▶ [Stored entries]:
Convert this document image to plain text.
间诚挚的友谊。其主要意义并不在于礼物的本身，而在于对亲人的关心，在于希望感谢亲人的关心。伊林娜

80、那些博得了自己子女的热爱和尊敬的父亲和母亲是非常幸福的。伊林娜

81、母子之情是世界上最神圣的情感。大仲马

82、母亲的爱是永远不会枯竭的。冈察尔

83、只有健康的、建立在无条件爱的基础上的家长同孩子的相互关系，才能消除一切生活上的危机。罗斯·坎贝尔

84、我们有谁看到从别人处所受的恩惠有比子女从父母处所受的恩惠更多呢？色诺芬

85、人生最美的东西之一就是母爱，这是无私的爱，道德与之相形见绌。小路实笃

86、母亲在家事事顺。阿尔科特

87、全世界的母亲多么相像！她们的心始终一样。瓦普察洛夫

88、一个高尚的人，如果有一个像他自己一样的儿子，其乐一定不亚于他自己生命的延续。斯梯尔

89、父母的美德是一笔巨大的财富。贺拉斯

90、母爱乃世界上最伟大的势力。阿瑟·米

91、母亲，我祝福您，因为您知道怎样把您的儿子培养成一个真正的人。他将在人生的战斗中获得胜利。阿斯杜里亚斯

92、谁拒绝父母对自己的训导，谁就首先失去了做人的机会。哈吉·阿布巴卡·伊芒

▶ [Objective]: Each entry above is to be quoted exactly.

▶ [Reply to the task]:
Convert this document image to plain text.
间诚挚的友谊。其主要意义并不在于礼物的本身，而在于对亲人的关心，在于希望感谢亲人的关心。伊林娜

80、那些博得了自己子女的热爱和尊敬的父亲和母亲是非常幸福的。伊林娜

81、母子之情是世界上最神圣的情感。大仲马

82、母亲的爱是永远不会枯竭的。冈察尔

83、只有健康的、建立在无条件爱的基础上的家长同孩子的相互关系，才能消除一切生活上的危机。罗斯·坎贝尔

84、我们有谁看到从别人处所受的恩惠有比子女从父母处所受的恩惠更多呢？色诺芬

85、人生最美的东西之一就是母爱，这是无私的爱，道德与之相形见绌。小路实笃

86、母亲在家事事顺。阿尔科特

87、全世界的母亲多么相像！她们的心始终一样。瓦普察洛夫

88、一个高尚的人，如果有一个像他自己一样的儿子，其乐一定不亚于他自己生命的延续。斯梯尔

89、父母的美德是一笔巨大的财富。贺拉斯

90、母爱乃世界上最伟大的势力。阿瑟·米

91、母亲，我祝福您，因为您知道怎样把您的儿子培养成一个真正的人。他将在人生的战斗中获得胜利。阿斯杜里亚斯

92、谁拒绝父母对自己的训导，谁就首先失去了做人的机会。哈吉·阿布巴卡·伊芒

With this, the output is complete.